Return the count of lines that mention "метров", with no other words.
═════ Dataset excerpts ═════
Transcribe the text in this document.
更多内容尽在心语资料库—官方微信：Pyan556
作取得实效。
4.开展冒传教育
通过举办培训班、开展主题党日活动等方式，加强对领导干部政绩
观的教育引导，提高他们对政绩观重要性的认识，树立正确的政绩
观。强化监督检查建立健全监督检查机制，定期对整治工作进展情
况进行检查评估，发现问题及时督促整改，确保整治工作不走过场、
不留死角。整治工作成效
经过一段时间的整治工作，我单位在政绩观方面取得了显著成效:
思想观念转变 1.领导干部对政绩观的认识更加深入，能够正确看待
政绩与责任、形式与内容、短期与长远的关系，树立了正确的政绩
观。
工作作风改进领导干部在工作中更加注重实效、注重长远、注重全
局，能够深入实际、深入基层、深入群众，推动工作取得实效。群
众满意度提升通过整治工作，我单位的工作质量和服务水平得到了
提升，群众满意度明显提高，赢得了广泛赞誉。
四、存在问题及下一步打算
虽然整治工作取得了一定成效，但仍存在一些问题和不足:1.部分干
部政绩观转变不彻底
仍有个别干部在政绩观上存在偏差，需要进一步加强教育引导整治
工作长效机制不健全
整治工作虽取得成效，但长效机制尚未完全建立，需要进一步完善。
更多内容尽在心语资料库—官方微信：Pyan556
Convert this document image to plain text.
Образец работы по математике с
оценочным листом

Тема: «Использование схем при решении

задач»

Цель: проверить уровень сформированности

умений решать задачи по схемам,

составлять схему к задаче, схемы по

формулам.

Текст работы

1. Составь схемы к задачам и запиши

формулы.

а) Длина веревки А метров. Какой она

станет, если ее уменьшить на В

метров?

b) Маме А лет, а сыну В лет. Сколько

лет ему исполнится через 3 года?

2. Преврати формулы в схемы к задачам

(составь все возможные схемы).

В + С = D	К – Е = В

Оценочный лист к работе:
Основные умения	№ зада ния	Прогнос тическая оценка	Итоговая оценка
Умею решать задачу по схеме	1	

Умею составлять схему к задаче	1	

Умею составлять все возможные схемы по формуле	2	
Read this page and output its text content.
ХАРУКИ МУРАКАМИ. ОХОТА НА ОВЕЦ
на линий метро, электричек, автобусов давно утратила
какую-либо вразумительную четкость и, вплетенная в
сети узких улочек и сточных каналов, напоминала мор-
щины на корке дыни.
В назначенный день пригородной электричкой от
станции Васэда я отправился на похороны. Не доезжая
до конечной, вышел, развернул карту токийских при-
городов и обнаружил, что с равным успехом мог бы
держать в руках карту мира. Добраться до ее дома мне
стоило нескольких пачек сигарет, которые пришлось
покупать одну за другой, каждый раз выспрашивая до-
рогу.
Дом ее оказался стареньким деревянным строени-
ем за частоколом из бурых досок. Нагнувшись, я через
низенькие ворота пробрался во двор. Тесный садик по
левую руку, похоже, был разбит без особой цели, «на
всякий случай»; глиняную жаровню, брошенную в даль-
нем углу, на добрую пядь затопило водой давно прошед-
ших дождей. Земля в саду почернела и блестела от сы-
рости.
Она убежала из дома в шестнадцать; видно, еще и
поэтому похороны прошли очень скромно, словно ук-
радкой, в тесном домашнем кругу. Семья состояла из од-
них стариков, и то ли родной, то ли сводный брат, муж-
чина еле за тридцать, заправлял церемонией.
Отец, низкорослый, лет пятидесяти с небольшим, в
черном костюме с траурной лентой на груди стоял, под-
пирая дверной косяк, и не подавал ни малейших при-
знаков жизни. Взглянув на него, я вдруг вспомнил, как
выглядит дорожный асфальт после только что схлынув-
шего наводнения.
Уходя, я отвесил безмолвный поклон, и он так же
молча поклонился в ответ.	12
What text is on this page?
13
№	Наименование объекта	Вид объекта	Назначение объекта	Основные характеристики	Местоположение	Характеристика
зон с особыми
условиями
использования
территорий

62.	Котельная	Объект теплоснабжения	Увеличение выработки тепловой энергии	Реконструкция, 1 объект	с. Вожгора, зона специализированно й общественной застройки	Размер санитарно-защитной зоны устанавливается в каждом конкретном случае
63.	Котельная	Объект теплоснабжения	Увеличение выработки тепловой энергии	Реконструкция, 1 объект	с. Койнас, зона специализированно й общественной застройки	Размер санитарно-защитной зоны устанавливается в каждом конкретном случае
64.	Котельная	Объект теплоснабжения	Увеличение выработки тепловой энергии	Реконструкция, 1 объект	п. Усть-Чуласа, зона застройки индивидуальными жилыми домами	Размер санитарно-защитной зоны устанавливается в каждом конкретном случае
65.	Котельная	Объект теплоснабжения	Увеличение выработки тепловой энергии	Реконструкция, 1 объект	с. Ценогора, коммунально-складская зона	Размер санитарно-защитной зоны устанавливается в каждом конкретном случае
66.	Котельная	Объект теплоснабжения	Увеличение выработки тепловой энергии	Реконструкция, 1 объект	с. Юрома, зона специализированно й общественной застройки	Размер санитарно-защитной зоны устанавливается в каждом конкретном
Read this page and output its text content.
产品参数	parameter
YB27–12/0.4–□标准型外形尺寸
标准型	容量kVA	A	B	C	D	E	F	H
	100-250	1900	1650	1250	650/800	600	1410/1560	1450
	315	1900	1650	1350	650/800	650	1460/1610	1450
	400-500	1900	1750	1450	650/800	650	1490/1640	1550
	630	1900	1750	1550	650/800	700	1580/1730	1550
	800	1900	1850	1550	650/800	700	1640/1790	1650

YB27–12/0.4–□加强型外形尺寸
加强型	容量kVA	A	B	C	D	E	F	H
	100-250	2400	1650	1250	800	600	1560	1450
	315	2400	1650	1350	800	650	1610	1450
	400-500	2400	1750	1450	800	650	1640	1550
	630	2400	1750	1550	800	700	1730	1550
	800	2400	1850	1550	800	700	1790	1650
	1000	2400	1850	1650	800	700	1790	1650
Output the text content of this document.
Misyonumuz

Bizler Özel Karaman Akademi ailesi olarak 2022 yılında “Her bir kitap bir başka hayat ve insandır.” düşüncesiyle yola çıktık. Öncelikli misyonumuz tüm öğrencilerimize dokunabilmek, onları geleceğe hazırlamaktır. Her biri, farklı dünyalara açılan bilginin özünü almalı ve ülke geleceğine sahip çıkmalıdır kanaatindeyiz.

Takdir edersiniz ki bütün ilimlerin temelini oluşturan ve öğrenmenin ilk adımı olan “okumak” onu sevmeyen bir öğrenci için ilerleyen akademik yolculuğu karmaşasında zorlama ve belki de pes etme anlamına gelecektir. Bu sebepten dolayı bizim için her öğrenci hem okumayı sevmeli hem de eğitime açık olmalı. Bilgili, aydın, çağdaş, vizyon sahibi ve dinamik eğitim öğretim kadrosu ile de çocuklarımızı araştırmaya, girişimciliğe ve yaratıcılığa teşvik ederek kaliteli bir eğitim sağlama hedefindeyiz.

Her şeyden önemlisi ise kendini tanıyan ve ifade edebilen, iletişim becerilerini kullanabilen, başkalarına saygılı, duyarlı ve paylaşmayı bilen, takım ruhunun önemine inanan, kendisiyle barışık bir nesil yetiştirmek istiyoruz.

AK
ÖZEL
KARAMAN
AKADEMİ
═════
Solved problem
2